▶ _DESCRIPTION OF THE TASK_
Below is a block of records; repeat each one exactly.

▶ _LISTED ENTRIES_
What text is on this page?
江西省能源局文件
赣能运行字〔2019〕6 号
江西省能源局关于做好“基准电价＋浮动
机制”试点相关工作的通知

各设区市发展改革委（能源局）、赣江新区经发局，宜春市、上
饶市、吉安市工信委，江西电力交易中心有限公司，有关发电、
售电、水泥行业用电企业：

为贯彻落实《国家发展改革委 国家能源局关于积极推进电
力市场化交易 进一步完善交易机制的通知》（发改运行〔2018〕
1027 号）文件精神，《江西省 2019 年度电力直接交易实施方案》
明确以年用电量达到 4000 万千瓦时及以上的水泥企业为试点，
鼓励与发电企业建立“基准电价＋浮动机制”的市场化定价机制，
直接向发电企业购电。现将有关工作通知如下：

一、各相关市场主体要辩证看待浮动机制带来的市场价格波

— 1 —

▶ _SOLUTION TO THIS TASK_
What text is on this page?
江西省能源局文件
赣能运行字〔2019〕6 号
江西省能源局关于做好“基准电价＋浮动
机制”试点相关工作的通知

各设区市发展改革委（能源局）、赣江新区经发局，宜春市、上
饶市、吉安市工信委，江西电力交易中心有限公司，有关发电、
售电、水泥行业用电企业：

为贯彻落实《国家发展改革委 国家能源局关于积极推进电
力市场化交易 进一步完善交易机制的通知》（发改运行〔2018〕
1027 号）文件精神，《江西省 2019 年度电力直接交易实施方案》
明确以年用电量达到 4000 万千瓦时及以上的水泥企业为试点，
鼓励与发电企业建立“基准电价＋浮动机制”的市场化定价机制，
直接向发电企业购电。现将有关工作通知如下：

一、各相关市场主体要辩证看待浮动机制带来的市场价格波

— 1 —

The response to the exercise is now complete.